Items from a data source:

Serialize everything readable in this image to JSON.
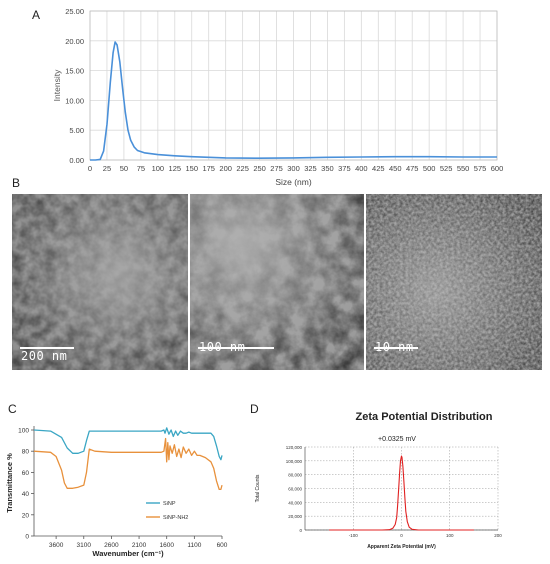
{
  "panels": {
    "a": "A",
    "b": "B",
    "c": "C",
    "d": "D"
  },
  "chart_data": [
    {
      "id": "A",
      "type": "line",
      "xlabel": "Size (nm)",
      "ylabel": "Intensity",
      "xlim": [
        0,
        600
      ],
      "ylim": [
        0,
        25
      ],
      "x_ticks": [
        0,
        25,
        50,
        75,
        100,
        125,
        150,
        175,
        200,
        225,
        250,
        275,
        300,
        325,
        350,
        375,
        400,
        425,
        450,
        475,
        500,
        525,
        550,
        575,
        600
      ],
      "y_ticks": [
        "0.00",
        "5.00",
        "10.00",
        "15.00",
        "20.00",
        "25.00"
      ],
      "y_tick_values": [
        0,
        5,
        10,
        15,
        20,
        25
      ],
      "grid": true,
      "color": "#4a90d9",
      "series": [
        {
          "x": [
            0,
            8,
            15,
            20,
            25,
            30,
            34,
            37,
            40,
            44,
            48,
            52,
            56,
            60,
            65,
            70,
            80,
            100,
            125,
            150,
            175,
            200,
            250,
            300,
            350,
            400,
            450,
            500,
            550,
            600
          ],
          "y": [
            0,
            0,
            0.1,
            1.5,
            6,
            13,
            18,
            19.8,
            19.3,
            16.5,
            12,
            8,
            5,
            3.3,
            2.2,
            1.6,
            1.2,
            0.9,
            0.7,
            0.55,
            0.45,
            0.35,
            0.3,
            0.35,
            0.45,
            0.5,
            0.55,
            0.55,
            0.5,
            0.5
          ]
        }
      ]
    },
    {
      "id": "C",
      "type": "line",
      "xlabel": "Wavenumber (cm⁻¹)",
      "ylabel": "Transmittance %",
      "xlim": [
        4000,
        600
      ],
      "ylim": [
        0,
        100
      ],
      "x_ticks": [
        3600,
        3100,
        2600,
        2100,
        1600,
        1100,
        600
      ],
      "y_ticks": [
        0,
        20,
        40,
        60,
        80,
        100
      ],
      "series": [
        {
          "name": "SiNP",
          "color": "#3aa6c4",
          "x": [
            4000,
            3700,
            3500,
            3400,
            3300,
            3200,
            3100,
            3050,
            3000,
            2900,
            2600,
            2100,
            1700,
            1650,
            1630,
            1600,
            1560,
            1520,
            1480,
            1440,
            1400,
            1350,
            1300,
            1250,
            1200,
            1150,
            1100,
            1050,
            1000,
            900,
            800,
            750,
            700,
            650,
            620,
            600
          ],
          "y": [
            100,
            99,
            93,
            83,
            78,
            78,
            80,
            90,
            99,
            99,
            99,
            99,
            99,
            100,
            97,
            102,
            96,
            100,
            94,
            99,
            95,
            99,
            97,
            97,
            98,
            97,
            97,
            97,
            97,
            97,
            97,
            94,
            85,
            75,
            72,
            76
          ]
        },
        {
          "name": "SiNP-NH2",
          "color": "#e8913c",
          "x": [
            4000,
            3700,
            3600,
            3500,
            3450,
            3400,
            3300,
            3200,
            3100,
            3050,
            3000,
            2900,
            2600,
            2100,
            1700,
            1650,
            1620,
            1600,
            1580,
            1560,
            1540,
            1500,
            1460,
            1420,
            1380,
            1340,
            1300,
            1250,
            1200,
            1150,
            1100,
            1050,
            1000,
            900,
            800,
            750,
            700,
            650,
            620,
            600
          ],
          "y": [
            80,
            79,
            75,
            62,
            50,
            45,
            45,
            46,
            48,
            60,
            82,
            80,
            79,
            79,
            79,
            80,
            92,
            70,
            88,
            72,
            85,
            78,
            86,
            75,
            82,
            74,
            84,
            78,
            82,
            76,
            80,
            76,
            76,
            74,
            70,
            64,
            52,
            44,
            44,
            48
          ]
        }
      ]
    },
    {
      "id": "D",
      "type": "line",
      "title": "Zeta Potential Distribution",
      "annotation": "+0.0325 mV",
      "xlabel": "Apparent Zeta Potential (mV)",
      "ylabel": "Total Counts",
      "xlim": [
        -200,
        200
      ],
      "ylim": [
        0,
        120000
      ],
      "x_ticks": [
        -100,
        0,
        100,
        200
      ],
      "x_tick_labels": [
        "-100",
        "0",
        "100",
        "200"
      ],
      "y_ticks": [
        0,
        20000,
        40000,
        60000,
        80000,
        100000,
        120000
      ],
      "y_tick_labels": [
        "0",
        "20,000",
        "40,000",
        "60,000",
        "80,000",
        "100,000",
        "120,000"
      ],
      "grid": true,
      "series": [
        {
          "color": "#e02020",
          "x": [
            -150,
            -40,
            -25,
            -18,
            -13,
            -10,
            -8,
            -6,
            -4,
            -2,
            0,
            1,
            3,
            5,
            7,
            9,
            12,
            16,
            22,
            35,
            150
          ],
          "y": [
            0,
            0,
            500,
            2500,
            8000,
            18000,
            35000,
            58000,
            82000,
            100000,
            107000,
            105000,
            92000,
            70000,
            46000,
            27000,
            12000,
            4000,
            1000,
            0,
            0
          ]
        }
      ]
    }
  ],
  "tem": [
    {
      "scale": "200 nm"
    },
    {
      "scale": "100 nm"
    },
    {
      "scale": "10 nm"
    }
  ]
}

_Written instruction_: Pictures in the records above are not copied; print everything else exactly.

_Task output_:
Serialize everything readable in this image to JSON.
{
  "panels": {
    "a": "A",
    "b": "B",
    "c": "C",
    "d": "D"
  },
  "chart_data": [
    {
      "id": "A",
      "type": "line",
      "xlabel": "Size (nm)",
      "ylabel": "Intensity",
      "xlim": [
        0,
        600
      ],
      "ylim": [
        0,
        25
      ],
      "x_ticks": [
        0,
        25,
        50,
        75,
        100,
        125,
        150,
        175,
        200,
        225,
        250,
        275,
        300,
        325,
        350,
        375,
        400,
        425,
        450,
        475,
        500,
        525,
        550,
        575,
        600
      ],
      "y_ticks": [
        "0.00",
        "5.00",
        "10.00",
        "15.00",
        "20.00",
        "25.00"
      ],
      "y_tick_values": [
        0,
        5,
        10,
        15,
        20,
        25
      ],
      "grid": true,
      "color": "#4a90d9",
      "series": [
        {
          "x": [
            0,
            8,
            15,
            20,
            25,
            30,
            34,
            37,
            40,
            44,
            48,
            52,
            56,
            60,
            65,
            70,
            80,
            100,
            125,
            150,
            175,
            200,
            250,
            300,
            350,
            400,
            450,
            500,
            550,
            600
          ],
          "y": [
            0,
            0,
            0.1,
            1.5,
            6,
            13,
            18,
            19.8,
            19.3,
            16.5,
            12,
            8,
            5,
            3.3,
            2.2,
            1.6,
            1.2,
            0.9,
            0.7,
            0.55,
            0.45,
            0.35,
            0.3,
            0.35,
            0.45,
            0.5,
            0.55,
            0.55,
            0.5,
            0.5
          ]
        }
      ]
    },
    {
      "id": "C",
      "type": "line",
      "xlabel": "Wavenumber (cm⁻¹)",
      "ylabel": "Transmittance %",
      "xlim": [
        4000,
        600
      ],
      "ylim": [
        0,
        100
      ],
      "x_ticks": [
        3600,
        3100,
        2600,
        2100,
        1600,
        1100,
        600
      ],
      "y_ticks": [
        0,
        20,
        40,
        60,
        80,
        100
      ],
      "series": [
        {
          "name": "SiNP",
          "color": "#3aa6c4",
          "x": [
            4000,
            3700,
            3500,
            3400,
            3300,
            3200,
            3100,
            3050,
            3000,
            2900,
            2600,
            2100,
            1700,
            1650,
            1630,
            1600,
            1560,
            1520,
            1480,
            1440,
            1400,
            1350,
            1300,
            1250,
            1200,
            1150,
            1100,
            1050,
            1000,
            900,
            800,
            750,
            700,
            650,
            620,
            600
          ],
          "y": [
            100,
            99,
            93,
            83,
            78,
            78,
            80,
            90,
            99,
            99,
            99,
            99,
            99,
            100,
            97,
            102,
            96,
            100,
            94,
            99,
            95,
            99,
            97,
            97,
            98,
            97,
            97,
            97,
            97,
            97,
            97,
            94,
            85,
            75,
            72,
            76
          ]
        },
        {
          "name": "SiNP-NH2",
          "color": "#e8913c",
          "x": [
            4000,
            3700,
            3600,
            3500,
            3450,
            3400,
            3300,
            3200,
            3100,
            3050,
            3000,
            2900,
            2600,
            2100,
            1700,
            1650,
            1620,
            1600,
            1580,
            1560,
            1540,
            1500,
            1460,
            1420,
            1380,
            1340,
            1300,
            1250,
            1200,
            1150,
            1100,
            1050,
            1000,
            900,
            800,
            750,
            700,
            650,
            620,
            600
          ],
          "y": [
            80,
            79,
            75,
            62,
            50,
            45,
            45,
            46,
            48,
            60,
            82,
            80,
            79,
            79,
            79,
            80,
            92,
            70,
            88,
            72,
            85,
            78,
            86,
            75,
            82,
            74,
            84,
            78,
            82,
            76,
            80,
            76,
            76,
            74,
            70,
            64,
            52,
            44,
            44,
            48
          ]
        }
      ]
    },
    {
      "id": "D",
      "type": "line",
      "title": "Zeta Potential Distribution",
      "annotation": "+0.0325 mV",
      "xlabel": "Apparent Zeta Potential (mV)",
      "ylabel": "Total Counts",
      "xlim": [
        -200,
        200
      ],
      "ylim": [
        0,
        120000
      ],
      "x_ticks": [
        -100,
        0,
        100,
        200
      ],
      "x_tick_labels": [
        "-100",
        "0",
        "100",
        "200"
      ],
      "y_ticks": [
        0,
        20000,
        40000,
        60000,
        80000,
        100000,
        120000
      ],
      "y_tick_labels": [
        "0",
        "20,000",
        "40,000",
        "60,000",
        "80,000",
        "100,000",
        "120,000"
      ],
      "grid": true,
      "series": [
        {
          "color": "#e02020",
          "x": [
            -150,
            -40,
            -25,
            -18,
            -13,
            -10,
            -8,
            -6,
            -4,
            -2,
            0,
            1,
            3,
            5,
            7,
            9,
            12,
            16,
            22,
            35,
            150
          ],
          "y": [
            0,
            0,
            500,
            2500,
            8000,
            18000,
            35000,
            58000,
            82000,
            100000,
            107000,
            105000,
            92000,
            70000,
            46000,
            27000,
            12000,
            4000,
            1000,
            0,
            0
          ]
        }
      ]
    }
  ],
  "tem": [
    {
      "scale": "200 nm"
    },
    {
      "scale": "100 nm"
    },
    {
      "scale": "10 nm"
    }
  ]
}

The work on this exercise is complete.